WORK INSTRUCTIONS:
Review the lines that follow and copy each one that contains the word "小马拉大车".
▼▼▼
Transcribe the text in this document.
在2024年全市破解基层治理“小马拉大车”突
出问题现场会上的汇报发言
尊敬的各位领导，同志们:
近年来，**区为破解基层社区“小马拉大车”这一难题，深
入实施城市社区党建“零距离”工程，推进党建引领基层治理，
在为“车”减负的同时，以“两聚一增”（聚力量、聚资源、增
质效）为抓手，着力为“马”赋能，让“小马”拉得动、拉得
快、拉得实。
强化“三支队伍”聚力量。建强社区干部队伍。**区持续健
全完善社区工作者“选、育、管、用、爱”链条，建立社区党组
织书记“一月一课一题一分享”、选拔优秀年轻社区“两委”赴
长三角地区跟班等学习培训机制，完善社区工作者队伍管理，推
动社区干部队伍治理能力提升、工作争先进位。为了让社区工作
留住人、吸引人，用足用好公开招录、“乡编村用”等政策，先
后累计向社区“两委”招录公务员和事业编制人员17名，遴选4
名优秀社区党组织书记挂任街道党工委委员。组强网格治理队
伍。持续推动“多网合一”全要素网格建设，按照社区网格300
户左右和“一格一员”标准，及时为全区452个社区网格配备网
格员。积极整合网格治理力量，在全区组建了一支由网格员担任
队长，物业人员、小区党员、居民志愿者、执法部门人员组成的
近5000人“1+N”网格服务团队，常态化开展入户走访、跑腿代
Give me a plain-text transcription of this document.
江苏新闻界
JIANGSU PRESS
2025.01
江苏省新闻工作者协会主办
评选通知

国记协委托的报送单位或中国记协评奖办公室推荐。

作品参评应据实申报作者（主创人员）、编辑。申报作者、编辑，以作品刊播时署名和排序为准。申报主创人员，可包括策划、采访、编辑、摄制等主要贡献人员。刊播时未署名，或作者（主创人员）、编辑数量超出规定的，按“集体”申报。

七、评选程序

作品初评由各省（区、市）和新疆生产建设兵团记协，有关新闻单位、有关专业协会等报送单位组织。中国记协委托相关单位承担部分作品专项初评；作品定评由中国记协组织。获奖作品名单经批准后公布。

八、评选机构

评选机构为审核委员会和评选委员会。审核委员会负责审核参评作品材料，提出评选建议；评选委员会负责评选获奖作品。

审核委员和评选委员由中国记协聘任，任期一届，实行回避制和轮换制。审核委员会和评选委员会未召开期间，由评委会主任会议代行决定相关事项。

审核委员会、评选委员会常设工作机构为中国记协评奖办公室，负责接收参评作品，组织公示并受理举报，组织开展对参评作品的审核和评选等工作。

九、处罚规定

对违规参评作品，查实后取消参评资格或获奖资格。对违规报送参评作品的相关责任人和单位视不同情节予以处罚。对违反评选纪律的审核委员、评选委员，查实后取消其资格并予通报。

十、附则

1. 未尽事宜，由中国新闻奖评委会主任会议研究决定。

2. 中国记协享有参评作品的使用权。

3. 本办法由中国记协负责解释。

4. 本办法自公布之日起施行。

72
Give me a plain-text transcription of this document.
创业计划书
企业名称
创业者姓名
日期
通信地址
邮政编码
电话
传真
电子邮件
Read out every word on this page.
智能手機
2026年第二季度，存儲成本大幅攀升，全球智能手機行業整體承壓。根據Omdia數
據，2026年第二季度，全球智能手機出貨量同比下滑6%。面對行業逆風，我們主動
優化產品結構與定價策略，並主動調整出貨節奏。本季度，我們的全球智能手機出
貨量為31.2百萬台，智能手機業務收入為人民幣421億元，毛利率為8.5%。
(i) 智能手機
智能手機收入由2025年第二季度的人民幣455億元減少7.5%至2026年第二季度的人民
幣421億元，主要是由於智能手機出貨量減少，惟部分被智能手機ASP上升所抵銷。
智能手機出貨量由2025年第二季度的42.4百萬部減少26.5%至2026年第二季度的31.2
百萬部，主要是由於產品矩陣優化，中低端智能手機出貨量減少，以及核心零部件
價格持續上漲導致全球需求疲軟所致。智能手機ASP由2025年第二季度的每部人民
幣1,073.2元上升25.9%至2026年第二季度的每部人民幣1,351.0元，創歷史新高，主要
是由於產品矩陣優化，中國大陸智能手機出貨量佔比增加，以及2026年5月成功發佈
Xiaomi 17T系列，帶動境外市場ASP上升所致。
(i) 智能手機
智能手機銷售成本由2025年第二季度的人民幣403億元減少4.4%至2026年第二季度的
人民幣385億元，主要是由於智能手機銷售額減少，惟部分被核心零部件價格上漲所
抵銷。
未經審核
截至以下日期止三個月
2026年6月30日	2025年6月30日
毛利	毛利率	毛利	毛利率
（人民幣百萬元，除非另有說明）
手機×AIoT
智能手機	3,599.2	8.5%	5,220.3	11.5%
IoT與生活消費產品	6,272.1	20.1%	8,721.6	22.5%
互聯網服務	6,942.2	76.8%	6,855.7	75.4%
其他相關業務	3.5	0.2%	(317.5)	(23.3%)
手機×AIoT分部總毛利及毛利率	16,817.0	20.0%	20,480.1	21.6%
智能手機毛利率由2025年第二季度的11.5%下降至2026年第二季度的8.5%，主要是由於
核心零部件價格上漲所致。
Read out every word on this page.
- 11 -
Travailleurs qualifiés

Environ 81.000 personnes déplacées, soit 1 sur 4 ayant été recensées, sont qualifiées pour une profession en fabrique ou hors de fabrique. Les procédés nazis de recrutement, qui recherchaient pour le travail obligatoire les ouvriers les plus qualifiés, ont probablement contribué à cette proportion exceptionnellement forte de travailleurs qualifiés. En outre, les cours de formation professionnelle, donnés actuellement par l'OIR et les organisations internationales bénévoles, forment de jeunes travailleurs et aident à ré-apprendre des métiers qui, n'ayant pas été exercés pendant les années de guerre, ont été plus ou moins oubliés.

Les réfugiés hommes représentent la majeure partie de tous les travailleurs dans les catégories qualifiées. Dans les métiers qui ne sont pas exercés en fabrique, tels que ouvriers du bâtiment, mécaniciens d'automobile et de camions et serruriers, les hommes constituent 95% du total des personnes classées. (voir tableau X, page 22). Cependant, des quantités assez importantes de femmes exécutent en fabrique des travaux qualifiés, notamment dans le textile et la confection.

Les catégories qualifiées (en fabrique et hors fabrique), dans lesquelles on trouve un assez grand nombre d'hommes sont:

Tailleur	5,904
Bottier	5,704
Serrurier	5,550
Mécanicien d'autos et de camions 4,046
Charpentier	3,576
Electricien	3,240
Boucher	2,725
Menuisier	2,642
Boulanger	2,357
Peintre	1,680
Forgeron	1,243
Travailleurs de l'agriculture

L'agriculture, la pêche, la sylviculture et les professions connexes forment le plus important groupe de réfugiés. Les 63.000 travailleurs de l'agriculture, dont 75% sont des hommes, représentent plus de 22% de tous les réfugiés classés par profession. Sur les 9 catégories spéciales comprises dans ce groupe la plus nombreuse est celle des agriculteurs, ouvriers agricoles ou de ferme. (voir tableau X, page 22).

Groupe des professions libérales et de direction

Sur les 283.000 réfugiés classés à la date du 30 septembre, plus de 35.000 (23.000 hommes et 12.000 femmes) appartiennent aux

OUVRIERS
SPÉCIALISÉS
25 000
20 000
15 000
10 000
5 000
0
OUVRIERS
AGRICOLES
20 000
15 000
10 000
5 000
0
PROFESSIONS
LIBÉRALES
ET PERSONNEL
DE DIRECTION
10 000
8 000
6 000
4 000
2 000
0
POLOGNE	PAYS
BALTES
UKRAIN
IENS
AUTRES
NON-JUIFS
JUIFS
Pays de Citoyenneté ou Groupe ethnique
▲▲▲
EXERCISE SOLUTION:
在2024年全市破解基层治理“小马拉大车”突
近年来，**区为破解基层社区“小马拉大车”这一难题，深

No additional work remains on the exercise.